_EXCERPTED RECORDS_:
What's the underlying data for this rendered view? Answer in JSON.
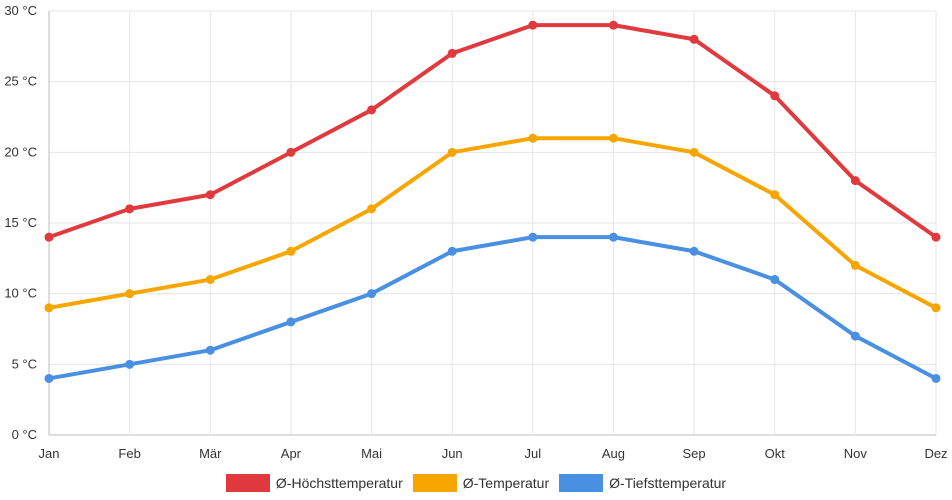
{
  "chart_data": {
    "type": "line",
    "categories": [
      "Jan",
      "Feb",
      "Mär",
      "Apr",
      "Mai",
      "Jun",
      "Jul",
      "Aug",
      "Sep",
      "Okt",
      "Nov",
      "Dez"
    ],
    "series": [
      {
        "name": "Ø-Höchsttemperatur",
        "color": "#e0393e",
        "values": [
          14,
          16,
          17,
          20,
          23,
          27,
          29,
          29,
          28,
          24,
          18,
          14
        ]
      },
      {
        "name": "Ø-Temperatur",
        "color": "#f7a600",
        "values": [
          9,
          10,
          11,
          13,
          16,
          20,
          21,
          21,
          20,
          17,
          12,
          9
        ]
      },
      {
        "name": "Ø-Tiefsttemperatur",
        "color": "#4a90e2",
        "values": [
          4,
          5,
          6,
          8,
          10,
          13,
          14,
          14,
          13,
          11,
          7,
          4
        ]
      }
    ],
    "yticks": [
      "0 °C",
      "5 °C",
      "10 °C",
      "15 °C",
      "20 °C",
      "25 °C",
      "30 °C"
    ],
    "ylim": [
      0,
      30
    ],
    "ystep": 5,
    "grid": true,
    "legend_position": "bottom"
  }
}
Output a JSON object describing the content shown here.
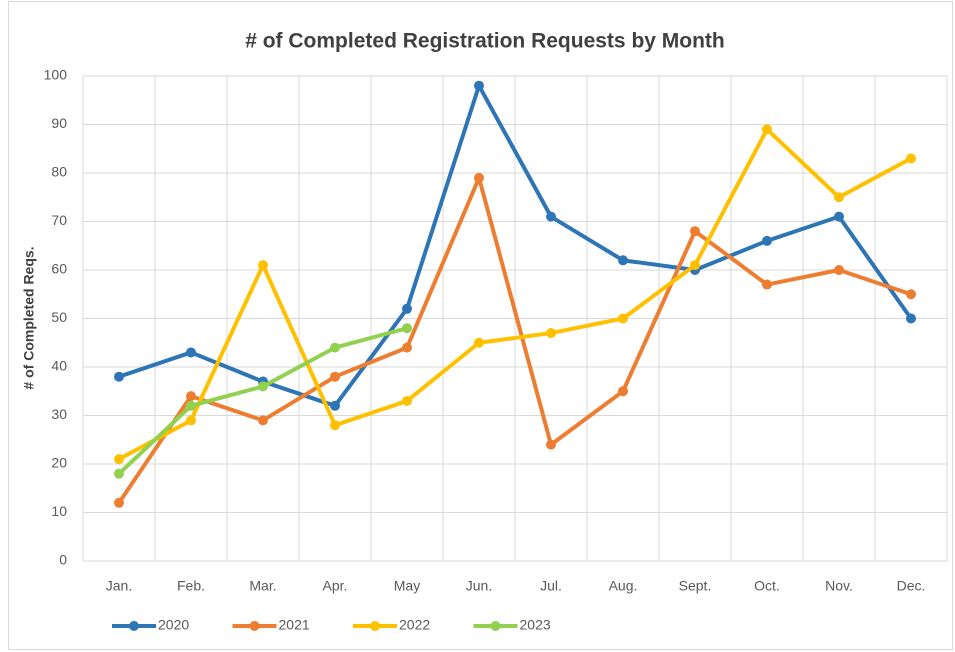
{
  "chart_data": {
    "type": "line",
    "title": "# of Completed Registration Requests by Month",
    "y_label": "# of Completed Reqs.",
    "categories": [
      "Jan.",
      "Feb.",
      "Mar.",
      "Apr.",
      "May",
      "Jun.",
      "Jul.",
      "Aug.",
      "Sept.",
      "Oct.",
      "Nov.",
      "Dec."
    ],
    "series": [
      {
        "name": "2020",
        "color": "#2e75b6",
        "values": [
          38,
          43,
          37,
          32,
          52,
          98,
          71,
          62,
          60,
          66,
          71,
          50
        ]
      },
      {
        "name": "2021",
        "color": "#ed7d31",
        "values": [
          12,
          34,
          29,
          38,
          44,
          79,
          24,
          35,
          68,
          57,
          60,
          55
        ]
      },
      {
        "name": "2022",
        "color": "#ffc000",
        "values": [
          21,
          29,
          61,
          28,
          33,
          45,
          47,
          50,
          61,
          89,
          75,
          83
        ]
      },
      {
        "name": "2023",
        "color": "#92d050",
        "values": [
          18,
          32,
          36,
          44,
          48,
          null,
          null,
          null,
          null,
          null,
          null,
          null
        ]
      }
    ],
    "ylim": [
      0,
      100
    ],
    "yticks": [
      0,
      10,
      20,
      30,
      40,
      50,
      60,
      70,
      80,
      90,
      100
    ],
    "grid": true,
    "legend": "bottom"
  }
}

_THE TASK_:
Go through the entries above and output them exactly, without pictures.

_RESPONSE TO THE EXERCISE_:
What's the underlying data for this rendered view? Answer in JSON.
{
  "chart_data": {
    "type": "line",
    "categories": [
      "Jan",
      "Feb",
      "Mär",
      "Apr",
      "Mai",
      "Jun",
      "Jul",
      "Aug",
      "Sep",
      "Okt",
      "Nov",
      "Dez"
    ],
    "series": [
      {
        "name": "Ø-Höchsttemperatur",
        "color": "#e0393e",
        "values": [
          14,
          16,
          17,
          20,
          23,
          27,
          29,
          29,
          28,
          24,
          18,
          14
        ]
      },
      {
        "name": "Ø-Temperatur",
        "color": "#f7a600",
        "values": [
          9,
          10,
          11,
          13,
          16,
          20,
          21,
          21,
          20,
          17,
          12,
          9
        ]
      },
      {
        "name": "Ø-Tiefsttemperatur",
        "color": "#4a90e2",
        "values": [
          4,
          5,
          6,
          8,
          10,
          13,
          14,
          14,
          13,
          11,
          7,
          4
        ]
      }
    ],
    "yticks": [
      "0 °C",
      "5 °C",
      "10 °C",
      "15 °C",
      "20 °C",
      "25 °C",
      "30 °C"
    ],
    "ylim": [
      0,
      30
    ],
    "ystep": 5,
    "grid": true,
    "legend_position": "bottom"
  }
}
Output a JSON object describing the content shown here.
{
  "chart_data": {
    "type": "line",
    "title": "# of Completed Registration Requests by Month",
    "y_label": "# of Completed Reqs.",
    "categories": [
      "Jan.",
      "Feb.",
      "Mar.",
      "Apr.",
      "May",
      "Jun.",
      "Jul.",
      "Aug.",
      "Sept.",
      "Oct.",
      "Nov.",
      "Dec."
    ],
    "series": [
      {
        "name": "2020",
        "color": "#2e75b6",
        "values": [
          38,
          43,
          37,
          32,
          52,
          98,
          71,
          62,
          60,
          66,
          71,
          50
        ]
      },
      {
        "name": "2021",
        "color": "#ed7d31",
        "values": [
          12,
          34,
          29,
          38,
          44,
          79,
          24,
          35,
          68,
          57,
          60,
          55
        ]
      },
      {
        "name": "2022",
        "color": "#ffc000",
        "values": [
          21,
          29,
          61,
          28,
          33,
          45,
          47,
          50,
          61,
          89,
          75,
          83
        ]
      },
      {
        "name": "2023",
        "color": "#92d050",
        "values": [
          18,
          32,
          36,
          44,
          48,
          null,
          null,
          null,
          null,
          null,
          null,
          null
        ]
      }
    ],
    "ylim": [
      0,
      100
    ],
    "yticks": [
      0,
      10,
      20,
      30,
      40,
      50,
      60,
      70,
      80,
      90,
      100
    ],
    "grid": true,
    "legend": "bottom"
  }
}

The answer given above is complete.